- EXERCISE
Which lines below hold the word "JSON"? Report each one.

- RECORDS FOR THE TASK

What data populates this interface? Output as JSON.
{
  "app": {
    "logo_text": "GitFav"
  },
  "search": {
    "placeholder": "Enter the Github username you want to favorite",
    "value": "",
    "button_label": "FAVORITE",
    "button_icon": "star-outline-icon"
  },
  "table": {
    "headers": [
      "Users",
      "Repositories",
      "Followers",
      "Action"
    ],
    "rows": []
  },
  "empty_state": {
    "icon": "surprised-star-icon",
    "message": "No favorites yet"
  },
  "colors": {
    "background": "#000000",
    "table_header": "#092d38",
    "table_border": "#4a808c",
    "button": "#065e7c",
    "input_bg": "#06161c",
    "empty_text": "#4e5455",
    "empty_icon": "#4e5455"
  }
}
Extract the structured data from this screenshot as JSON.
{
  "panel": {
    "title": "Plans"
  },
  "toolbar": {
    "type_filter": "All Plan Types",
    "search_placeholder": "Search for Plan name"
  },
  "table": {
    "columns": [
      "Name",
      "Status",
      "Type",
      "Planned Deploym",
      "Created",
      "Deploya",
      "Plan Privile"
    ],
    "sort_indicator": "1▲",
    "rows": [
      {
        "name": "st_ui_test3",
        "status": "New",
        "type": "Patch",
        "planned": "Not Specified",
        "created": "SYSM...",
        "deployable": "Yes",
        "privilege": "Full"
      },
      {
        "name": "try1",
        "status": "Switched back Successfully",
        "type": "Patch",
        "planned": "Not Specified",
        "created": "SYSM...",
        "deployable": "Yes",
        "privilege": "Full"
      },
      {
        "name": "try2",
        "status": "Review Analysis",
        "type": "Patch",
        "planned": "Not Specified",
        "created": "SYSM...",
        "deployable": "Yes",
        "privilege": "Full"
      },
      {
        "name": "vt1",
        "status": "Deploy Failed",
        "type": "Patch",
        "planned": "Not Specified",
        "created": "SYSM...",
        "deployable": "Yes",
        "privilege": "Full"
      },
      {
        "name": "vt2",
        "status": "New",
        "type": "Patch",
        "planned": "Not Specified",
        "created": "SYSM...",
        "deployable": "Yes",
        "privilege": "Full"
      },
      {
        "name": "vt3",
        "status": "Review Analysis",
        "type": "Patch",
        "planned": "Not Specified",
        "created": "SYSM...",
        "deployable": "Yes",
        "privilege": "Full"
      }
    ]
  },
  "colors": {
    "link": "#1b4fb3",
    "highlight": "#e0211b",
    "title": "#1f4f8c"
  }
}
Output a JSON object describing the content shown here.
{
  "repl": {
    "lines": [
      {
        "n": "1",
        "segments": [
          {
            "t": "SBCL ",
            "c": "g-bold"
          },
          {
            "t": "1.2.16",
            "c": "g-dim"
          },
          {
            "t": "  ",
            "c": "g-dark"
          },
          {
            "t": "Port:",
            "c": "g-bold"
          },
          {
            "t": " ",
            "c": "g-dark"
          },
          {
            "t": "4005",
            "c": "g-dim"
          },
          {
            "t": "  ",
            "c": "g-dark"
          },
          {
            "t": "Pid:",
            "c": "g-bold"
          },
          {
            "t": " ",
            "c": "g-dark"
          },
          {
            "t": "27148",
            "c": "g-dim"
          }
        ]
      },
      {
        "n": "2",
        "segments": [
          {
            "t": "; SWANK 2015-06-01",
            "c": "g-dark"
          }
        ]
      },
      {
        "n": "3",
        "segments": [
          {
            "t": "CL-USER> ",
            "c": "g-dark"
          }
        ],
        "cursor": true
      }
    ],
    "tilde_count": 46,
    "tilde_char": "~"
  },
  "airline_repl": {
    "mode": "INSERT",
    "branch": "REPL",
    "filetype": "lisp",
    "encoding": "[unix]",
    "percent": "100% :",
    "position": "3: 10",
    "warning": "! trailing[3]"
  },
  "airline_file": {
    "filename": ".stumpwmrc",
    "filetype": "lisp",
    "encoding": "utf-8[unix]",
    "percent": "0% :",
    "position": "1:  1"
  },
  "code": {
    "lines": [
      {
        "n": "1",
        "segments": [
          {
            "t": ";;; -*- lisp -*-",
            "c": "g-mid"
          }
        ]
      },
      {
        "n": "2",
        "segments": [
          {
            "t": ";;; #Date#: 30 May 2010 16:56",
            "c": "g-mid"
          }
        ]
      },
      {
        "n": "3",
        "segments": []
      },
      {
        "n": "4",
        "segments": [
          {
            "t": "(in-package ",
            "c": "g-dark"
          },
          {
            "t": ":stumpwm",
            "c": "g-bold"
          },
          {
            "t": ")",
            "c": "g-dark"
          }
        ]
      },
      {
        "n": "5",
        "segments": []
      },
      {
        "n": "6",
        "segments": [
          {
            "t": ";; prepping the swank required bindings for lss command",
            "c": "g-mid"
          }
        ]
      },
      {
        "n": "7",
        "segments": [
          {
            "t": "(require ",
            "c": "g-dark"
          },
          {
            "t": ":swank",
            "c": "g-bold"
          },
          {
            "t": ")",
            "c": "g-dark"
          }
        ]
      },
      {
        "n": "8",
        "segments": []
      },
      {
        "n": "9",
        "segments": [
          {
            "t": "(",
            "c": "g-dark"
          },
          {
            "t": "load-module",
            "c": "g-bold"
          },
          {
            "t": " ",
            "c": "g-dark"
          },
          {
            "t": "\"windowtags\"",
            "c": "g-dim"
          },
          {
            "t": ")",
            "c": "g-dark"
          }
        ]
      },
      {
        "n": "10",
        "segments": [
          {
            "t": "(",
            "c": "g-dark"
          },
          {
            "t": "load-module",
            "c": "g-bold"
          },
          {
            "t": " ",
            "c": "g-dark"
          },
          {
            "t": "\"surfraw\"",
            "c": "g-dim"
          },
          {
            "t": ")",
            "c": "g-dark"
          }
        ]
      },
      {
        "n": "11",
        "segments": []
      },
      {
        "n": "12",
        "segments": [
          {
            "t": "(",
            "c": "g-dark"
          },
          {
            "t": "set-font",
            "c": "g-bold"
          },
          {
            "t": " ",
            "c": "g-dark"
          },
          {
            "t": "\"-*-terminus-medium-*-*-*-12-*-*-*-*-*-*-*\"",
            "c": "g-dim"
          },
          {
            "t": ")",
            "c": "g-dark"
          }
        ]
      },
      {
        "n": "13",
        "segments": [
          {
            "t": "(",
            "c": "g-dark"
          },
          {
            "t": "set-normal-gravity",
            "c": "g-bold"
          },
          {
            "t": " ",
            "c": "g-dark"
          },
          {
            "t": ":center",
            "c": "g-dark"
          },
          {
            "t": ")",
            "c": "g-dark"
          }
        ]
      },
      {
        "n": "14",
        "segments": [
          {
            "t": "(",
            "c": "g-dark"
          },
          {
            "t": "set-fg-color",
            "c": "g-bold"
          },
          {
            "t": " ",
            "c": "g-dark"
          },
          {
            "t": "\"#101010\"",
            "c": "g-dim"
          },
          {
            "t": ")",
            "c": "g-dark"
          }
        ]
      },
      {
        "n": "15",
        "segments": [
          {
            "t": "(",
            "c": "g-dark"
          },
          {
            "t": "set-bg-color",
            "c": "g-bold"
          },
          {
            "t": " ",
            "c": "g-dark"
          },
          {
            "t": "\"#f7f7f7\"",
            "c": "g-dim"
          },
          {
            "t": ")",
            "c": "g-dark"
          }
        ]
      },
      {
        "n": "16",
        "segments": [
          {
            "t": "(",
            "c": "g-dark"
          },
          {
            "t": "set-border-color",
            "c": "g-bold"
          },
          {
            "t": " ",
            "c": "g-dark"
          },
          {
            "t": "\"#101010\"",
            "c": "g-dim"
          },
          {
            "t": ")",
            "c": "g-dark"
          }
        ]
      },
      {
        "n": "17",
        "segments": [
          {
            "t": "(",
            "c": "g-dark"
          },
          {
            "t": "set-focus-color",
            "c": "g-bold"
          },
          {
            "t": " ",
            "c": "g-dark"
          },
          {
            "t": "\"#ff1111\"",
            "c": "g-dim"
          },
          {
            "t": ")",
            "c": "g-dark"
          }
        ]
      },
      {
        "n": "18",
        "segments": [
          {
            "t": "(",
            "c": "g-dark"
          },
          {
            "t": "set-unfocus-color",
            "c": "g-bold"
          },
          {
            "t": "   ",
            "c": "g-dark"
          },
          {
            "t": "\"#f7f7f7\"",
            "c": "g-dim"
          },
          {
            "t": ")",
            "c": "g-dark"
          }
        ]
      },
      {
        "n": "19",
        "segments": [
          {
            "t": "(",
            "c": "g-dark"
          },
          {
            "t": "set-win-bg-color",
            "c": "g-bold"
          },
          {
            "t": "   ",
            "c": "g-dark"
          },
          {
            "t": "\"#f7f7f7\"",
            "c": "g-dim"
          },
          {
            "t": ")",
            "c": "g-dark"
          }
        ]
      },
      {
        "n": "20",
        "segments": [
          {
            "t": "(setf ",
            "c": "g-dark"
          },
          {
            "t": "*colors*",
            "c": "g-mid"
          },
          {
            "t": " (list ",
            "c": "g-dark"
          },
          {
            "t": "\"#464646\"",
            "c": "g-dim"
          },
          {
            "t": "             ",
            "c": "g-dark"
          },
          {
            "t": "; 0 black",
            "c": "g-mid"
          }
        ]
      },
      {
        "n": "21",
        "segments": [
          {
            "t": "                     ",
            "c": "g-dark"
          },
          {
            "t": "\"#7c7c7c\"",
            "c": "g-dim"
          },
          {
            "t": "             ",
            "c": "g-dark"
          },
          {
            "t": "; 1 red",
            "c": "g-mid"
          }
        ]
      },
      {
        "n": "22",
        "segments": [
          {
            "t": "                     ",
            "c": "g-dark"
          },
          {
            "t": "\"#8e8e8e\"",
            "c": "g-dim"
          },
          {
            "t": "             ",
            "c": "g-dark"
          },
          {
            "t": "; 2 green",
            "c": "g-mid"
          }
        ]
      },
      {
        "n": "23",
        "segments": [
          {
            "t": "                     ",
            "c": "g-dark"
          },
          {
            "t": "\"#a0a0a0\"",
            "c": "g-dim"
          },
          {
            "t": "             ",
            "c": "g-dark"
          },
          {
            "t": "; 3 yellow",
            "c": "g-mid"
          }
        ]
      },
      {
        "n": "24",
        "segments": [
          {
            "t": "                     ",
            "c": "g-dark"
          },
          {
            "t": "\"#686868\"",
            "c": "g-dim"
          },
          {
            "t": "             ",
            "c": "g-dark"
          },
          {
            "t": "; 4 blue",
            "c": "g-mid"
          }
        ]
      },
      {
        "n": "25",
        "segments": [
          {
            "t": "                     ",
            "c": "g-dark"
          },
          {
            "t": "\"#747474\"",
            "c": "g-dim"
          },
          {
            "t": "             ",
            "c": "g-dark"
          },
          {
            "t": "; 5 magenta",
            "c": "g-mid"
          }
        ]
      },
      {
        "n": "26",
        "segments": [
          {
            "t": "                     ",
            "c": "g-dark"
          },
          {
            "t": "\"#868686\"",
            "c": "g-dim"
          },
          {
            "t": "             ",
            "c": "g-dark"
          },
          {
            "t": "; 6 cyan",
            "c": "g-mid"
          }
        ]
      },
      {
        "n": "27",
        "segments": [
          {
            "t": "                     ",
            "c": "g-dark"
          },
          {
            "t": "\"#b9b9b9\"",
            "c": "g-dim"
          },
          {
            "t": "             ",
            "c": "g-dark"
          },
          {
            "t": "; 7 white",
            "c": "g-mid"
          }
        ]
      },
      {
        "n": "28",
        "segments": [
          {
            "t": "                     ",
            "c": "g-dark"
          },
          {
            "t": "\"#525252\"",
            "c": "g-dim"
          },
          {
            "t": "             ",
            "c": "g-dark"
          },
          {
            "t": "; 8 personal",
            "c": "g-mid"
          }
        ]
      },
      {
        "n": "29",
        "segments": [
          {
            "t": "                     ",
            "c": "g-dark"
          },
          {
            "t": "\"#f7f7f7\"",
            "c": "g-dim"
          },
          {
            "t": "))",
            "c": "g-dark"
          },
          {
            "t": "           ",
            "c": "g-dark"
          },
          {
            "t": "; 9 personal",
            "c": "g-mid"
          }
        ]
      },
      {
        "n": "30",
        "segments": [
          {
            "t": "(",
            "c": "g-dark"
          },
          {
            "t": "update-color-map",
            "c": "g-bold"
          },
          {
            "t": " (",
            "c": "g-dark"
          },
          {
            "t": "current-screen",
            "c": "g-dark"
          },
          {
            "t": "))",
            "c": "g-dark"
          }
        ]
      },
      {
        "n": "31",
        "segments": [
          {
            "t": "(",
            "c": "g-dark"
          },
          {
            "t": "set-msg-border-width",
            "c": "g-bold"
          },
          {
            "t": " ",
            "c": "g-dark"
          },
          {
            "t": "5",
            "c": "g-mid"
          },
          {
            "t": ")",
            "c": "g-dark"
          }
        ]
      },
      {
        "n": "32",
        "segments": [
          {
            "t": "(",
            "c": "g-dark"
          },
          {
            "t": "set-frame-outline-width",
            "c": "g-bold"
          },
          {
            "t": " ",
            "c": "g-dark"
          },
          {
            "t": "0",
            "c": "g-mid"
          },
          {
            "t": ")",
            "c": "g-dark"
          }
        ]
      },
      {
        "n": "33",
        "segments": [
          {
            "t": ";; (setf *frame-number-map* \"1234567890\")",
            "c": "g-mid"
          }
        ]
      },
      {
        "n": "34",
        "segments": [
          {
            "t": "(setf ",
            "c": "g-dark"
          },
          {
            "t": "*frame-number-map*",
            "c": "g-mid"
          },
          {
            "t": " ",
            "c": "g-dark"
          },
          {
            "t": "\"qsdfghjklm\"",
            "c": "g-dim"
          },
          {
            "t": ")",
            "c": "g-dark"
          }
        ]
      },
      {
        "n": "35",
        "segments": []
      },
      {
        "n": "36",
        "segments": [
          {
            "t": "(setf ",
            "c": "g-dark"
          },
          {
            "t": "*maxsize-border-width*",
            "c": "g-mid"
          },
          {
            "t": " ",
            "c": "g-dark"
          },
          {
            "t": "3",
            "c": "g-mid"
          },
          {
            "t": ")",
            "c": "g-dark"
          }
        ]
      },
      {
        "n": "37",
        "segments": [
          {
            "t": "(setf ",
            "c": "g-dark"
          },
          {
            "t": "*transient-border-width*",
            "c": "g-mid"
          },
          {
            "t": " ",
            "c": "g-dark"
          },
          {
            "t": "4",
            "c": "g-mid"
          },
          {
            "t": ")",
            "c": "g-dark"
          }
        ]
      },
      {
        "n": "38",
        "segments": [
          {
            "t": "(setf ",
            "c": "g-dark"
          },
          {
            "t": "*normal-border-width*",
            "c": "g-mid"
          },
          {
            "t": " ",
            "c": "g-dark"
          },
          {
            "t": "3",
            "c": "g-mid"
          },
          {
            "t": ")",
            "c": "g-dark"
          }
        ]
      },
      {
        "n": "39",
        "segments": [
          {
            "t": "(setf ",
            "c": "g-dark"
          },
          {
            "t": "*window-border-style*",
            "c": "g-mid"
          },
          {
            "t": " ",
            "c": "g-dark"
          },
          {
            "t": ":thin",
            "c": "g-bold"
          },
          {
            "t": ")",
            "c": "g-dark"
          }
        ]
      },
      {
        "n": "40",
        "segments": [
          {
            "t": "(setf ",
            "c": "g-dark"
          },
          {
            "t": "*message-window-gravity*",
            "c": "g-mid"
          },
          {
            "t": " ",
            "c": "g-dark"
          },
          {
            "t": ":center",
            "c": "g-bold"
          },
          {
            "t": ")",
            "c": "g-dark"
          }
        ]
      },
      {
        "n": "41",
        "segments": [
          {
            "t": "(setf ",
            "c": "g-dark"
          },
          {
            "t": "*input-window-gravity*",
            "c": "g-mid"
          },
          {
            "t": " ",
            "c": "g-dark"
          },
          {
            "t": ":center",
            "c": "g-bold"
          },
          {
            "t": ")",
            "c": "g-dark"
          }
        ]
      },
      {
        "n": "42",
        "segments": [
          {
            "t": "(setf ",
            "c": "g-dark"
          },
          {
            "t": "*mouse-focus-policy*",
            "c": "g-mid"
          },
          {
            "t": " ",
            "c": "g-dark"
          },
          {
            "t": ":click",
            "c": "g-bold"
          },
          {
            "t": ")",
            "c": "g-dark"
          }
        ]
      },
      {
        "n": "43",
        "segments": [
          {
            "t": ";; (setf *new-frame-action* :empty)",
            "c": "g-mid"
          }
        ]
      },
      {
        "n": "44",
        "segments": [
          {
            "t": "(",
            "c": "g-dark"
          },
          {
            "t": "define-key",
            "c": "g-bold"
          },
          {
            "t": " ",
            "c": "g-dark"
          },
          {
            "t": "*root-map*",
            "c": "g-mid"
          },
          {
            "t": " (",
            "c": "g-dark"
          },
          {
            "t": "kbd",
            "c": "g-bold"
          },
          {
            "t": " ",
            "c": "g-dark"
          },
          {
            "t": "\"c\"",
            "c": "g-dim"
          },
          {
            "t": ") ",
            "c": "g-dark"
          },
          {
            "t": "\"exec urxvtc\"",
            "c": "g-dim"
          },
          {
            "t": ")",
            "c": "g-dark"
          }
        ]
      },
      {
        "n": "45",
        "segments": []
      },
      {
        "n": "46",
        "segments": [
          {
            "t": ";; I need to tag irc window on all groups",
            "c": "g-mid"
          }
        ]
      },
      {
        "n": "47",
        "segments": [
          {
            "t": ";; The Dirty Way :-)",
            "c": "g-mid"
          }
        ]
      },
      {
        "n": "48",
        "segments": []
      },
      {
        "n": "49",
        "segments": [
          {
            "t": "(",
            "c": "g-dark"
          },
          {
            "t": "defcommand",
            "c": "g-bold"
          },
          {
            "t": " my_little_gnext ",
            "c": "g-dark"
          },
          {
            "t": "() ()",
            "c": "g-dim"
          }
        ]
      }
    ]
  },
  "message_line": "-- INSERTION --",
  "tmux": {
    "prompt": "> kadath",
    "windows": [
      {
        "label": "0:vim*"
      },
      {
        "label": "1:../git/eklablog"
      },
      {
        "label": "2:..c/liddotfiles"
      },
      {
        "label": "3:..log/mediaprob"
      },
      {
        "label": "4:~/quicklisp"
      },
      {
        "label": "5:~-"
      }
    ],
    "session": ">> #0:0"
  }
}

- ANSWER TO THE EXERCISE
What data populates this interface? Output as JSON.
Extract the structured data from this screenshot as JSON.
Output a JSON object describing the content shown here.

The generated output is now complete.